**Brief:** Omit every picture while repeating the entries exactly.

(Dataset records)
** Begin **

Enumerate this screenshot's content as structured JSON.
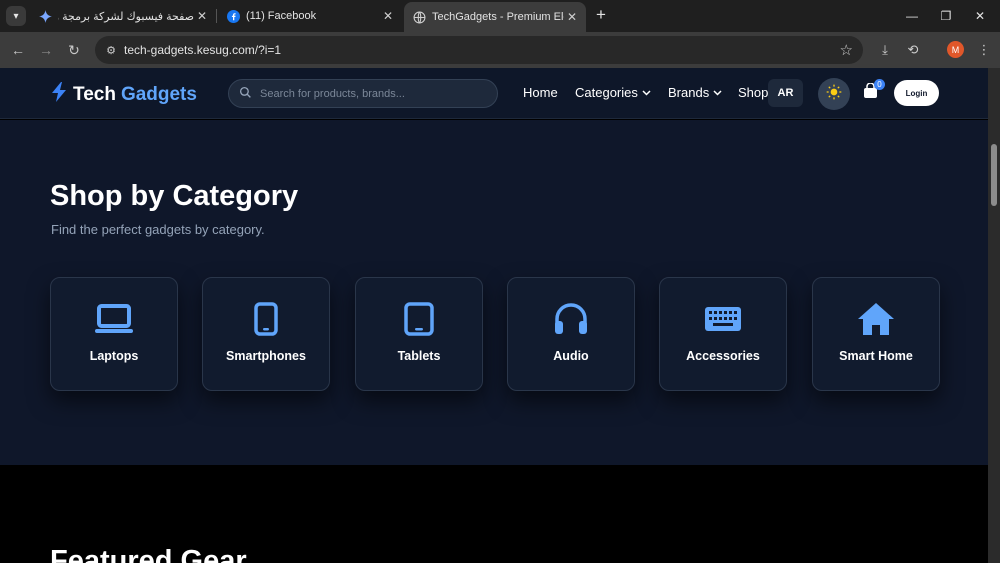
{
  "browser": {
    "tabs": [
      {
        "title": "صفحة فيسبوك لشركة برمجة وتص",
        "icon": "gemini-sparkle-icon"
      },
      {
        "title": "(11) Facebook",
        "icon": "facebook-icon"
      },
      {
        "title": "TechGadgets - Premium Electro",
        "icon": "globe-icon"
      }
    ],
    "url": "tech-gadgets.kesug.com/?i=1",
    "profile_initial": "M"
  },
  "header": {
    "logo_word1": "Tech",
    "logo_word2": "Gadgets",
    "search_placeholder": "Search for products, brands...",
    "nav": {
      "home": "Home",
      "categories": "Categories",
      "brands": "Brands",
      "shop": "Shop"
    },
    "lang": "AR",
    "cart_count": "0",
    "login": "Login"
  },
  "categories_section": {
    "title": "Shop by Category",
    "subtitle": "Find the perfect gadgets by category.",
    "items": [
      {
        "label": "Laptops",
        "icon": "laptop-icon"
      },
      {
        "label": "Smartphones",
        "icon": "smartphone-icon"
      },
      {
        "label": "Tablets",
        "icon": "tablet-icon"
      },
      {
        "label": "Audio",
        "icon": "headphones-icon"
      },
      {
        "label": "Accessories",
        "icon": "keyboard-icon"
      },
      {
        "label": "Smart Home",
        "icon": "home-icon"
      }
    ]
  },
  "featured": {
    "title": "Featured Gear"
  },
  "colors": {
    "accent": "#3b82f6",
    "accent_light": "#60a5fa",
    "section_bg": "#0f172a",
    "card_bg": "#111b2e"
  }
}
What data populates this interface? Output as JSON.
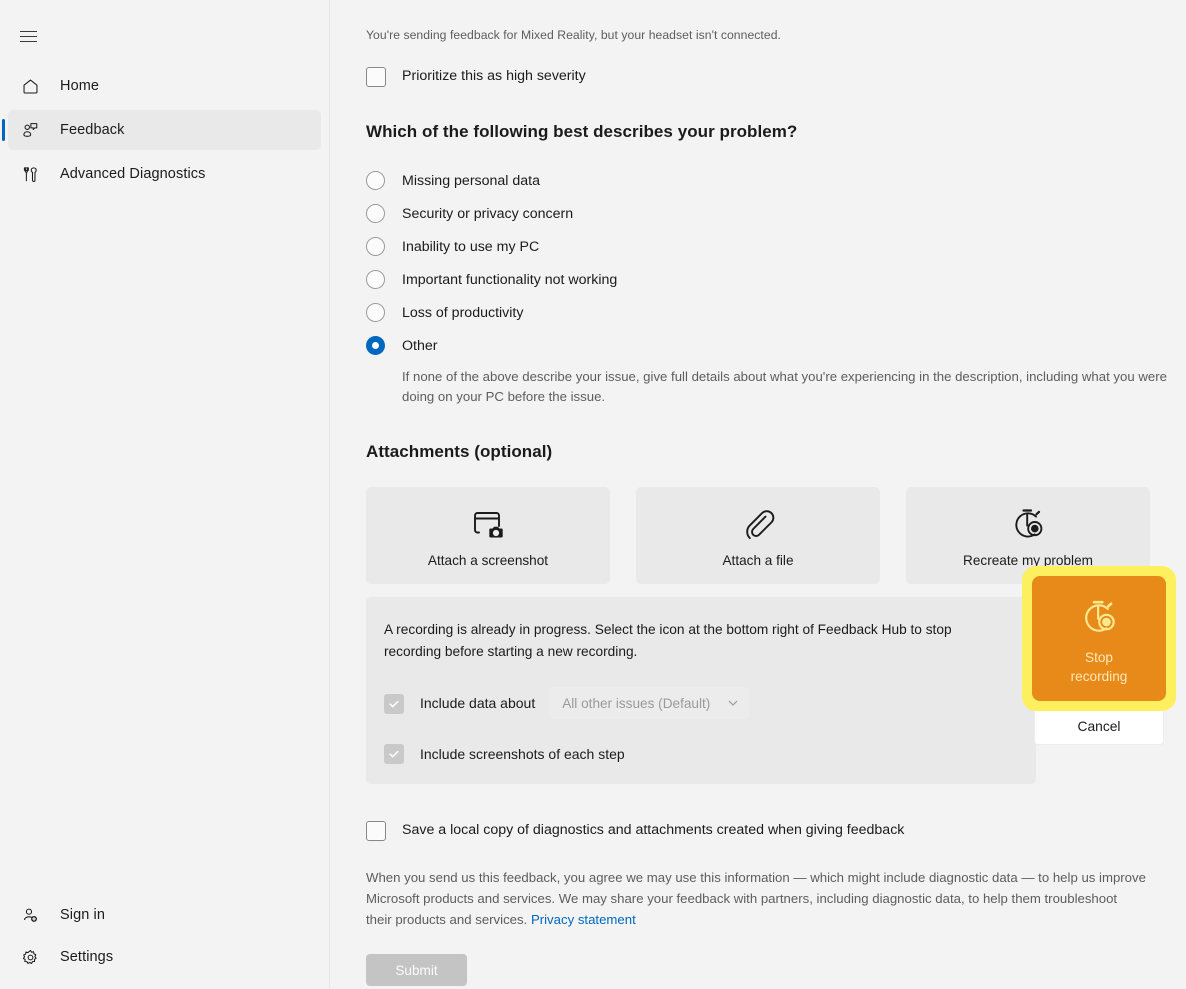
{
  "sidebar": {
    "menu_icon": "hamburger-icon",
    "items": [
      {
        "label": "Home",
        "icon": "home-icon"
      },
      {
        "label": "Feedback",
        "icon": "feedback-icon"
      },
      {
        "label": "Advanced Diagnostics",
        "icon": "diagnostics-icon"
      }
    ],
    "bottom_items": [
      {
        "label": "Sign in",
        "icon": "person-add-icon"
      },
      {
        "label": "Settings",
        "icon": "gear-icon"
      }
    ]
  },
  "main": {
    "notice": "You're sending feedback for Mixed Reality, but your headset isn't connected.",
    "prioritize_label": "Prioritize this as high severity",
    "problem_heading": "Which of the following best describes your problem?",
    "problem_options": [
      "Missing personal data",
      "Security or privacy concern",
      "Inability to use my PC",
      "Important functionality not working",
      "Loss of productivity",
      "Other"
    ],
    "selected_option": "Other",
    "other_help": "If none of the above describe your issue, give full details about what you're experiencing in the description, including what you were doing on your PC before the issue.",
    "attachments_heading": "Attachments (optional)",
    "attachment_tiles": [
      {
        "label": "Attach a screenshot",
        "icon": "screenshot-icon"
      },
      {
        "label": "Attach a file",
        "icon": "paperclip-icon"
      },
      {
        "label": "Recreate my problem",
        "icon": "stopwatch-record-icon"
      }
    ],
    "recording": {
      "message": "A recording is already in progress. Select the icon at the bottom right of Feedback Hub to stop recording before starting a new recording.",
      "include_data_label": "Include data about",
      "dropdown_value": "All other issues (Default)",
      "dropdown_chevron": "chevron-down-icon",
      "include_screenshots_label": "Include screenshots of each step"
    },
    "stop_recording": {
      "label": "Stop\nrecording",
      "line1": "Stop",
      "line2": "recording",
      "icon": "stopwatch-record-icon",
      "cancel_label": "Cancel",
      "button_color": "#e88a1a",
      "highlight_color": "#fdf05e"
    },
    "save_copy_label": "Save a local copy of diagnostics and attachments created when giving feedback",
    "legal_text": "When you send us this feedback, you agree we may use this information — which might include diagnostic data — to help us improve Microsoft products and services. We may share your feedback with partners, including diagnostic data, to help them troubleshoot their products and services.",
    "privacy_link": "Privacy statement",
    "submit_label": "Submit"
  },
  "colors": {
    "accent": "#0067c0",
    "app_bg": "#f3f3f3",
    "panel_bg": "#e9e9e9",
    "link": "#0067c0"
  }
}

** End **

**Expected answer:**
Enumerate this screenshot's content as structured JSON.
{
  "browser": {
    "tabs": [
      {
        "title": "صفحة فيسبوك لشركة برمجة وتص",
        "icon": "gemini-sparkle-icon"
      },
      {
        "title": "(11) Facebook",
        "icon": "facebook-icon"
      },
      {
        "title": "TechGadgets - Premium Electro",
        "icon": "globe-icon"
      }
    ],
    "url": "tech-gadgets.kesug.com/?i=1",
    "profile_initial": "M"
  },
  "header": {
    "logo_word1": "Tech",
    "logo_word2": "Gadgets",
    "search_placeholder": "Search for products, brands...",
    "nav": {
      "home": "Home",
      "categories": "Categories",
      "brands": "Brands",
      "shop": "Shop"
    },
    "lang": "AR",
    "cart_count": "0",
    "login": "Login"
  },
  "categories_section": {
    "title": "Shop by Category",
    "subtitle": "Find the perfect gadgets by category.",
    "items": [
      {
        "label": "Laptops",
        "icon": "laptop-icon"
      },
      {
        "label": "Smartphones",
        "icon": "smartphone-icon"
      },
      {
        "label": "Tablets",
        "icon": "tablet-icon"
      },
      {
        "label": "Audio",
        "icon": "headphones-icon"
      },
      {
        "label": "Accessories",
        "icon": "keyboard-icon"
      },
      {
        "label": "Smart Home",
        "icon": "home-icon"
      }
    ]
  },
  "featured": {
    "title": "Featured Gear"
  },
  "colors": {
    "accent": "#3b82f6",
    "accent_light": "#60a5fa",
    "section_bg": "#0f172a",
    "card_bg": "#111b2e"
  }
}
What data populates this interface? Output as JSON.
{
  "sidebar": {
    "menu_icon": "hamburger-icon",
    "items": [
      {
        "label": "Home",
        "icon": "home-icon"
      },
      {
        "label": "Feedback",
        "icon": "feedback-icon"
      },
      {
        "label": "Advanced Diagnostics",
        "icon": "diagnostics-icon"
      }
    ],
    "bottom_items": [
      {
        "label": "Sign in",
        "icon": "person-add-icon"
      },
      {
        "label": "Settings",
        "icon": "gear-icon"
      }
    ]
  },
  "main": {
    "notice": "You're sending feedback for Mixed Reality, but your headset isn't connected.",
    "prioritize_label": "Prioritize this as high severity",
    "problem_heading": "Which of the following best describes your problem?",
    "problem_options": [
      "Missing personal data",
      "Security or privacy concern",
      "Inability to use my PC",
      "Important functionality not working",
      "Loss of productivity",
      "Other"
    ],
    "selected_option": "Other",
    "other_help": "If none of the above describe your issue, give full details about what you're experiencing in the description, including what you were doing on your PC before the issue.",
    "attachments_heading": "Attachments (optional)",
    "attachment_tiles": [
      {
        "label": "Attach a screenshot",
        "icon": "screenshot-icon"
      },
      {
        "label": "Attach a file",
        "icon": "paperclip-icon"
      },
      {
        "label": "Recreate my problem",
        "icon": "stopwatch-record-icon"
      }
    ],
    "recording": {
      "message": "A recording is already in progress. Select the icon at the bottom right of Feedback Hub to stop recording before starting a new recording.",
      "include_data_label": "Include data about",
      "dropdown_value": "All other issues (Default)",
      "dropdown_chevron": "chevron-down-icon",
      "include_screenshots_label": "Include screenshots of each step"
    },
    "stop_recording": {
      "label": "Stop\nrecording",
      "line1": "Stop",
      "line2": "recording",
      "icon": "stopwatch-record-icon",
      "cancel_label": "Cancel",
      "button_color": "#e88a1a",
      "highlight_color": "#fdf05e"
    },
    "save_copy_label": "Save a local copy of diagnostics and attachments created when giving feedback",
    "legal_text": "When you send us this feedback, you agree we may use this information — which might include diagnostic data — to help us improve Microsoft products and services. We may share your feedback with partners, including diagnostic data, to help them troubleshoot their products and services.",
    "privacy_link": "Privacy statement",
    "submit_label": "Submit"
  },
  "colors": {
    "accent": "#0067c0",
    "app_bg": "#f3f3f3",
    "panel_bg": "#e9e9e9",
    "link": "#0067c0"
  }
}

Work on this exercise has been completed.